### GOAL
Isolate every line in the records below with "Printed" in it.
*** PROVIDED ENTRIES
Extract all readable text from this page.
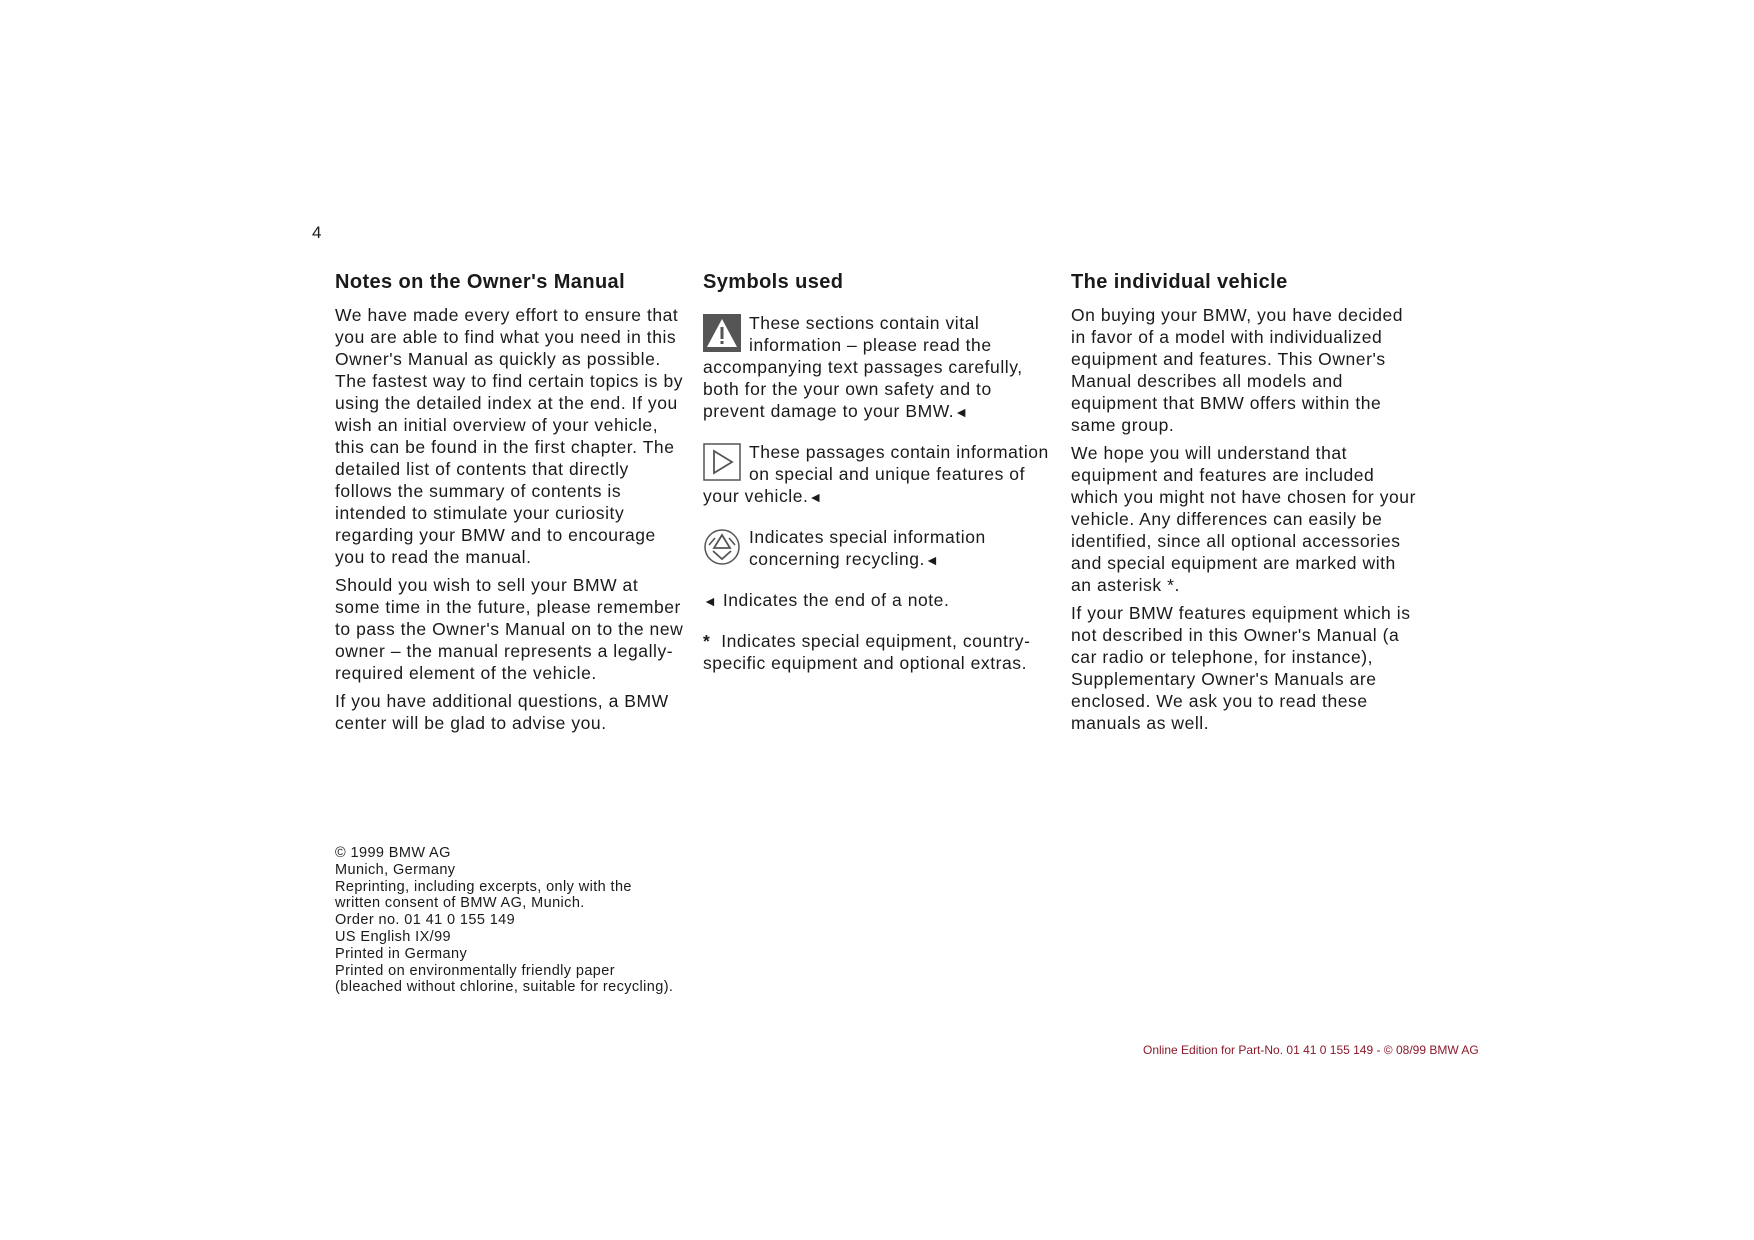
4
Notes on the Owner's Manual

We have made every effort to ensure that you are able to find what you need in this Owner's Manual as quickly as possible. The fastest way to find certain topics is by using the detailed index at the end. If you wish an initial overview of your vehicle, this can be found in the first chapter. The detailed list of contents that directly follows the summary of contents is intended to stimulate your curiosity regarding your BMW and to encourage you to read the manual.

Should you wish to sell your BMW at some time in the future, please remember to pass the Owner's Manual on to the new owner – the manual represents a legally-required element of the vehicle.

If you have additional questions, a BMW center will be glad to advise you.

Symbols used

These sections contain vital information – please read the accompanying text passages carefully, both for the your own safety and to prevent damage to your BMW.◄

These passages contain information on special and unique features of your vehicle.◄

Indicates special information concerning recycling.◄

◄ Indicates the end of a note.

* Indicates special equipment, country-specific equipment and optional extras.

The individual vehicle

On buying your BMW, you have decided in favor of a model with individualized equipment and features. This Owner's Manual describes all models and equipment that BMW offers within the same group.

We hope you will understand that equipment and features are included which you might not have chosen for your vehicle. Any differences can easily be identified, since all optional accessories and special equipment are marked with an asterisk *.

If your BMW features equipment which is not described in this Owner's Manual (a car radio or telephone, for instance), Supplementary Owner's Manuals are enclosed. We ask you to read these manuals as well.

© 1999 BMW AG
Munich, Germany
Reprinting, including excerpts, only with the
written consent of BMW AG, Munich.
Order no. 01 41 0 155 149
US English IX/99
Printed in Germany
Printed on environmentally friendly paper
(bleached without chlorine, suitable for recycling).
Online Edition for Part-No. 01 41 0 155 149 - © 08/99 BMW AG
******
### ANSWER FOR THE TASK
Printed in Germany
Printed on environmentally friendly paper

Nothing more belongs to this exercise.